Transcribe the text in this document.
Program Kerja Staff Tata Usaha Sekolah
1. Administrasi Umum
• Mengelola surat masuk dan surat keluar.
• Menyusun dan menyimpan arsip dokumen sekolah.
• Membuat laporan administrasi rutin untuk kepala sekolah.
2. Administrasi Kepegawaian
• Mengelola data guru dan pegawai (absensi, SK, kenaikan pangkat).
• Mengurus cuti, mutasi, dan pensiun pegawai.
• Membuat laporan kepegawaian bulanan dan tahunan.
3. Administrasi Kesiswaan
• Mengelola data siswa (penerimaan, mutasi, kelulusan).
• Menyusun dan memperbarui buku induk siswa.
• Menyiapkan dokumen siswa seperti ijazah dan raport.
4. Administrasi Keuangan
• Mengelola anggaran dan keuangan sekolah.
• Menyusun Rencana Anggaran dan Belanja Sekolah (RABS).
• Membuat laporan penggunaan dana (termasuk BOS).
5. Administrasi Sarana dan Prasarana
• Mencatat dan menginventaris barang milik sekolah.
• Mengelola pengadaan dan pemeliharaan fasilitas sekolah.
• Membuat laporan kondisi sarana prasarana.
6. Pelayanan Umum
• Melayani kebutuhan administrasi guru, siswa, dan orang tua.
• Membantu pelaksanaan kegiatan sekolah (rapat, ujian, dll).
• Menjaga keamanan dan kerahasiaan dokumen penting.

**STATED TASK**
All the entries above need to be reproduced exactly.

**FINISHED EXERCISE**
Transcribe the text in this document.
Program Kerja Staff Tata Usaha Sekolah
1. Administrasi Umum
• Mengelola surat masuk dan surat keluar.
• Menyusun dan menyimpan arsip dokumen sekolah.
• Membuat laporan administrasi rutin untuk kepala sekolah.
2. Administrasi Kepegawaian
• Mengelola data guru dan pegawai (absensi, SK, kenaikan pangkat).
• Mengurus cuti, mutasi, dan pensiun pegawai.
• Membuat laporan kepegawaian bulanan dan tahunan.
3. Administrasi Kesiswaan
• Mengelola data siswa (penerimaan, mutasi, kelulusan).
• Menyusun dan memperbarui buku induk siswa.
• Menyiapkan dokumen siswa seperti ijazah dan raport.
4. Administrasi Keuangan
• Mengelola anggaran dan keuangan sekolah.
• Menyusun Rencana Anggaran dan Belanja Sekolah (RABS).
• Membuat laporan penggunaan dana (termasuk BOS).
5. Administrasi Sarana dan Prasarana
• Mencatat dan menginventaris barang milik sekolah.
• Mengelola pengadaan dan pemeliharaan fasilitas sekolah.
• Membuat laporan kondisi sarana prasarana.
6. Pelayanan Umum
• Melayani kebutuhan administrasi guru, siswa, dan orang tua.
• Membantu pelaksanaan kegiatan sekolah (rapat, ujian, dll).
• Menjaga keamanan dan kerahasiaan dokumen penting.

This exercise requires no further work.